(Dataset records)
** Start **

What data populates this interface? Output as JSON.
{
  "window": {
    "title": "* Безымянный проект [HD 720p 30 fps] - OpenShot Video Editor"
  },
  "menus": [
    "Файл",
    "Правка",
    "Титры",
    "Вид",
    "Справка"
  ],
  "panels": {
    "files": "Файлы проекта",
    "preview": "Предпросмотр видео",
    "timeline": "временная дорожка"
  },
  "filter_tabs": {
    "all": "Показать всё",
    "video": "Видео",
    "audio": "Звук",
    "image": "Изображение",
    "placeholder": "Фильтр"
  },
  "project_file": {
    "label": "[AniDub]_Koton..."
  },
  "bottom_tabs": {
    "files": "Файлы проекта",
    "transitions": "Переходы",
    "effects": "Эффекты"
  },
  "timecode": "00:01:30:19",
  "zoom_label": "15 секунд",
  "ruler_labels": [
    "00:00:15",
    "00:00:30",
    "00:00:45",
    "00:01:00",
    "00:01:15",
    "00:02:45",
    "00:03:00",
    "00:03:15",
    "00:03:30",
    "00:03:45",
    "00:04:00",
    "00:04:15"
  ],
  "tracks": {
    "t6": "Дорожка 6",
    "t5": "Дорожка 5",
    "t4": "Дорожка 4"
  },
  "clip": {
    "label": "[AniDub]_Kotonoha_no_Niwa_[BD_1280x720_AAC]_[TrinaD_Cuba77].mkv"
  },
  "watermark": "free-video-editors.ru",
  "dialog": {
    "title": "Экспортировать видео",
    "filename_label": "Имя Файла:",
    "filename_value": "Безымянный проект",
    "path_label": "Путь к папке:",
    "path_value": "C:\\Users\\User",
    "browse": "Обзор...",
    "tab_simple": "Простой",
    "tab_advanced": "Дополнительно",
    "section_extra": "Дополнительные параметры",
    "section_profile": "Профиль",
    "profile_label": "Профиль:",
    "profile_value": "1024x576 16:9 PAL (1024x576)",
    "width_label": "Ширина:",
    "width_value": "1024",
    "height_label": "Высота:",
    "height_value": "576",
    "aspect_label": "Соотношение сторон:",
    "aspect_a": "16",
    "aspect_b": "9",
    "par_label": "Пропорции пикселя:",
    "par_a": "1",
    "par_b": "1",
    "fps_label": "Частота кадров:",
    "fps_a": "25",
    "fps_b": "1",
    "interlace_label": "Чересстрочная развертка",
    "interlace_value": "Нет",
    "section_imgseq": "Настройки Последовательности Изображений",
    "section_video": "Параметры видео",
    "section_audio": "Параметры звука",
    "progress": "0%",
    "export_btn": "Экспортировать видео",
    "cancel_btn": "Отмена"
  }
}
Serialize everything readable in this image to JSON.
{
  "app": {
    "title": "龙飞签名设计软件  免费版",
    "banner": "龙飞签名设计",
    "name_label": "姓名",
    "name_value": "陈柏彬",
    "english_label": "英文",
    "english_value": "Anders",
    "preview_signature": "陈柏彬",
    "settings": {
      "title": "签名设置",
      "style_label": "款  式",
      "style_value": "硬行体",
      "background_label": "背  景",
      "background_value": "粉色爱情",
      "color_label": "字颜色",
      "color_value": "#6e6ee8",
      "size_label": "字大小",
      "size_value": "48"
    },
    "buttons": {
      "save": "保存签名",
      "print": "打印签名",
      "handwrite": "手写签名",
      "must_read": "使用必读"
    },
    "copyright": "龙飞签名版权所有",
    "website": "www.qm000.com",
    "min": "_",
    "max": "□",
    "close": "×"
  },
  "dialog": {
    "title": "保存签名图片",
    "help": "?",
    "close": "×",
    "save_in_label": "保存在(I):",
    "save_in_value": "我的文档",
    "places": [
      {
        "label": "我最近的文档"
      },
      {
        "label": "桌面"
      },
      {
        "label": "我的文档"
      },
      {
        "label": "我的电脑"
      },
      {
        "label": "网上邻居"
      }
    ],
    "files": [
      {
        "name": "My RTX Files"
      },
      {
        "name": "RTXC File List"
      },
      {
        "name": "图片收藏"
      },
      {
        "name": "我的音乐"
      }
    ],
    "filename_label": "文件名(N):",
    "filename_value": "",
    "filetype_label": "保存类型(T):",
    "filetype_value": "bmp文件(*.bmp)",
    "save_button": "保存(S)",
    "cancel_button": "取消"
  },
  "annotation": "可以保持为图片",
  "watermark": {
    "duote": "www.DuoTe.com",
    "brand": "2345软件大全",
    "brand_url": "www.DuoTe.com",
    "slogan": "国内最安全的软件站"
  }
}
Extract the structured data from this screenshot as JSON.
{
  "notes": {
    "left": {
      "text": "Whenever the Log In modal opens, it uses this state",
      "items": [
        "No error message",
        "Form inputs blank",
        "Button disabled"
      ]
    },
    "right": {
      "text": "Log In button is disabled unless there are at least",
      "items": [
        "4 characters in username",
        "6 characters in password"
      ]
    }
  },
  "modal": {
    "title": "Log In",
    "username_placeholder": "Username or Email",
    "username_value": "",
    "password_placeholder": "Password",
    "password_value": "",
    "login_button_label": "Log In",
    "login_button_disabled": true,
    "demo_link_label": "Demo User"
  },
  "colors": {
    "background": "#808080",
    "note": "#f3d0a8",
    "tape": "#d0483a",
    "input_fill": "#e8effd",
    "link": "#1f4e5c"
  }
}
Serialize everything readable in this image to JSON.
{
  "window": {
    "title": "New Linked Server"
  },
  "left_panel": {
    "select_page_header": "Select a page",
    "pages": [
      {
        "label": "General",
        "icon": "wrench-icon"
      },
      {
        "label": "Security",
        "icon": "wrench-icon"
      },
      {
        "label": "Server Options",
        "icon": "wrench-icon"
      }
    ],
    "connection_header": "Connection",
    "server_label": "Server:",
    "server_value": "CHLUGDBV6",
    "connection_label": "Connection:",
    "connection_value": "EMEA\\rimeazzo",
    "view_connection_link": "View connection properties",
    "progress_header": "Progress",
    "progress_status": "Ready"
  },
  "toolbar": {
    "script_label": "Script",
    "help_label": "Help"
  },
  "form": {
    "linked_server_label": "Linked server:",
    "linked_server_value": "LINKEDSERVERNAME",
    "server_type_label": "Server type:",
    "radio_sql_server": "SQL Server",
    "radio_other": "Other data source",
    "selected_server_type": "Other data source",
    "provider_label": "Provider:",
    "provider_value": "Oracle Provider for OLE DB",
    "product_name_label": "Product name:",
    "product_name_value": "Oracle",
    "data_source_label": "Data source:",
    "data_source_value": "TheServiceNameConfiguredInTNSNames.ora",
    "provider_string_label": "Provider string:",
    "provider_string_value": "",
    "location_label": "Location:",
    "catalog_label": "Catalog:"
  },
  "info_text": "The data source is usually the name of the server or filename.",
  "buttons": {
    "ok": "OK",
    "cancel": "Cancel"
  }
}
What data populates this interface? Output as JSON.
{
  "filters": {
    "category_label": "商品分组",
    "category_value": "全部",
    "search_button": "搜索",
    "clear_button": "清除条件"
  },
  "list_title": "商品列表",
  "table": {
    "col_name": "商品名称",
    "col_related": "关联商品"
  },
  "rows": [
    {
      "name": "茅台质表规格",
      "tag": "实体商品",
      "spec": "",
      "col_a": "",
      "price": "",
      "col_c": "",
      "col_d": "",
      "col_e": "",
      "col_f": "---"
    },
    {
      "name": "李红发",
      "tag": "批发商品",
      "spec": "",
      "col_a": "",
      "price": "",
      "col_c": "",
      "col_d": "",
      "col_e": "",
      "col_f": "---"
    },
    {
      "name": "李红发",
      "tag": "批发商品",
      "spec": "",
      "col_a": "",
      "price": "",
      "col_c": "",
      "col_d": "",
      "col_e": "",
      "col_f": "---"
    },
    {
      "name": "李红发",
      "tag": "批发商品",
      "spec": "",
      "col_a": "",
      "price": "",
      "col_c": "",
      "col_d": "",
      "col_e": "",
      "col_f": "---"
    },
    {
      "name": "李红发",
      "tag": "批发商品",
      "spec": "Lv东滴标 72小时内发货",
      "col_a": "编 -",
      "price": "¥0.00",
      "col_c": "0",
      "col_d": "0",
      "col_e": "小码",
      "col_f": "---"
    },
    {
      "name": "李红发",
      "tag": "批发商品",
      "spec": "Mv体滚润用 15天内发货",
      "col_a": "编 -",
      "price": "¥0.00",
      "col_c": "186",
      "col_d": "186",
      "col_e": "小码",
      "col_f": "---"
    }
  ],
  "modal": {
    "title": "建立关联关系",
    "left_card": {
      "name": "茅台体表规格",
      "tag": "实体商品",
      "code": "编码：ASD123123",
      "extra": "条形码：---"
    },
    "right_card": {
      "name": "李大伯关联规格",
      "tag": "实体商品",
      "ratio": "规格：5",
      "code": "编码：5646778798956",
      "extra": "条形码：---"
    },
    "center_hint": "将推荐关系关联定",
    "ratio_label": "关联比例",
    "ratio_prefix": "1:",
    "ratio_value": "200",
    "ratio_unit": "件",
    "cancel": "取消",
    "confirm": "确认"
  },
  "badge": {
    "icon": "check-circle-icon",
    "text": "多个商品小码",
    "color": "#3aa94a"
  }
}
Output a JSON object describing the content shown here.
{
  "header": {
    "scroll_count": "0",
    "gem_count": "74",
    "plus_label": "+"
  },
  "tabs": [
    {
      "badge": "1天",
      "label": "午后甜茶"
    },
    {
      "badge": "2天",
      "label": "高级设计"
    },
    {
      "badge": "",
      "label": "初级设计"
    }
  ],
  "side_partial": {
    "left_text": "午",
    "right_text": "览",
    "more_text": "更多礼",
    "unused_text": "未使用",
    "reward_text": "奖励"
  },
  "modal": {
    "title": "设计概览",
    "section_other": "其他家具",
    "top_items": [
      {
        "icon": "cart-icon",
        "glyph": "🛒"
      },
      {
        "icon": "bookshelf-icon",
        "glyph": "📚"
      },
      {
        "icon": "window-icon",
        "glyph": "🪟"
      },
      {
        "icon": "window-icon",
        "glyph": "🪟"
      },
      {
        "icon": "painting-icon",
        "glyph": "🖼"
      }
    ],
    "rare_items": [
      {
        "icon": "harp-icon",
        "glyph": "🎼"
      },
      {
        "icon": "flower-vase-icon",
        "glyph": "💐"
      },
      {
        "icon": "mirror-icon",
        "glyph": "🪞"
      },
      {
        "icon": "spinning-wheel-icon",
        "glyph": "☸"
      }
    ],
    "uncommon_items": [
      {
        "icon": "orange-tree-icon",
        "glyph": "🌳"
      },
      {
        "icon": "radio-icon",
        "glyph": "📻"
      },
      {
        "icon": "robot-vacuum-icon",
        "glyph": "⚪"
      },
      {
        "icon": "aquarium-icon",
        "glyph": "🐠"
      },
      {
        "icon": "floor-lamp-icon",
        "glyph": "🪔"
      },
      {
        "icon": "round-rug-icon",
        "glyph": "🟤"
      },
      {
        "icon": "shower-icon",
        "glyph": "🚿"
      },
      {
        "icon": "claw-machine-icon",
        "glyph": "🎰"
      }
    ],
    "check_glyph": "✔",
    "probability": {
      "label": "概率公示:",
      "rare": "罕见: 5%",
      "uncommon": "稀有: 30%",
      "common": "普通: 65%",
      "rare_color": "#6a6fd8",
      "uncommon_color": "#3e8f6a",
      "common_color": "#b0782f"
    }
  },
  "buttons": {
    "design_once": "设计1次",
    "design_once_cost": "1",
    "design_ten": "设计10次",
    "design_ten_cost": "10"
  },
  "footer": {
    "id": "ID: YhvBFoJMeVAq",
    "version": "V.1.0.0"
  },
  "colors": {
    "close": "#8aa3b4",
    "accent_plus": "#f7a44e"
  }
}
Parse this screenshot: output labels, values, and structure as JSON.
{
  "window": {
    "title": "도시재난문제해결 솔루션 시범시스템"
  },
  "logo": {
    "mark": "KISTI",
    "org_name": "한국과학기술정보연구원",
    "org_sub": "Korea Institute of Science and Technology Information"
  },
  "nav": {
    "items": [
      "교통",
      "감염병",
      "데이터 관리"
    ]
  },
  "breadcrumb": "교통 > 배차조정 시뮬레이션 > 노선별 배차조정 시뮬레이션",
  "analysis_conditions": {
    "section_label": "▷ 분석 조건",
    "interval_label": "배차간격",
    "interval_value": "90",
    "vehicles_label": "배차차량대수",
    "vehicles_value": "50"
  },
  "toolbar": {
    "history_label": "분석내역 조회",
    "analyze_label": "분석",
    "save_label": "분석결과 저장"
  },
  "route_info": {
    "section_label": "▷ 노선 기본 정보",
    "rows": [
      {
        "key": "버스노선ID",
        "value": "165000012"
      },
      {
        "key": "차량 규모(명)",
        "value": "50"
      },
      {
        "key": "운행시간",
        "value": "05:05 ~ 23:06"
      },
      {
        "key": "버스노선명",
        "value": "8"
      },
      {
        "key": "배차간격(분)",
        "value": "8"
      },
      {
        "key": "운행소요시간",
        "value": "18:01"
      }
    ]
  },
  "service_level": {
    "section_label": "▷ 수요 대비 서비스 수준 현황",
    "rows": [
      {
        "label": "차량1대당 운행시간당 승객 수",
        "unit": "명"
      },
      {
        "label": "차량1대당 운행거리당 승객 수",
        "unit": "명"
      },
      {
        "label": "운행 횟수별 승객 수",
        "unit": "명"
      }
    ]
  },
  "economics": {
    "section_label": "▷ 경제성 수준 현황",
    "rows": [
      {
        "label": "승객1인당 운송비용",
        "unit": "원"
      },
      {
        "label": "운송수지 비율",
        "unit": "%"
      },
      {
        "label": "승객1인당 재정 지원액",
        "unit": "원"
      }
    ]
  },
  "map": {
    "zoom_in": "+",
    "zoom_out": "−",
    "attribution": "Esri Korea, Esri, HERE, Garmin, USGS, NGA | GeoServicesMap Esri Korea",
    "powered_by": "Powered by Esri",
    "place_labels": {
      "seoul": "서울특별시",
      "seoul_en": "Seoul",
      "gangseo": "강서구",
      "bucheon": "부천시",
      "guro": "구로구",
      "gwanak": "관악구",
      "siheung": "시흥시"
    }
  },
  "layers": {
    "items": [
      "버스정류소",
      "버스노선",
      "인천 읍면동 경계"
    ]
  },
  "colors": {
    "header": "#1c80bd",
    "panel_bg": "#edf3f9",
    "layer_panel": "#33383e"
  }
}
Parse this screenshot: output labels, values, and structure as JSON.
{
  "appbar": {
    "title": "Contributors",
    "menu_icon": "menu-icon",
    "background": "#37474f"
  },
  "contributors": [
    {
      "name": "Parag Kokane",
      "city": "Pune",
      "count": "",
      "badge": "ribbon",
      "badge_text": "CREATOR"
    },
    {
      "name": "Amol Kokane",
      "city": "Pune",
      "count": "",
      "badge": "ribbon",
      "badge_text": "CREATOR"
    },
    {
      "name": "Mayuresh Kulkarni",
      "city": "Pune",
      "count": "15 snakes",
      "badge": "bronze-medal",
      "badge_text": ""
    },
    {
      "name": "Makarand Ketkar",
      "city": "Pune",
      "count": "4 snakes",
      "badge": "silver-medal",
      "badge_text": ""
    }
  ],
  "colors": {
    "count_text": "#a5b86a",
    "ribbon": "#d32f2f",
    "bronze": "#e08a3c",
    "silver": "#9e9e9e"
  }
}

** End **

▸ **AIM**
Only the number is wanted: how many lines of the data contain the word "Безымянный"?

▸ **REPLY TO THE EXERCISE**
2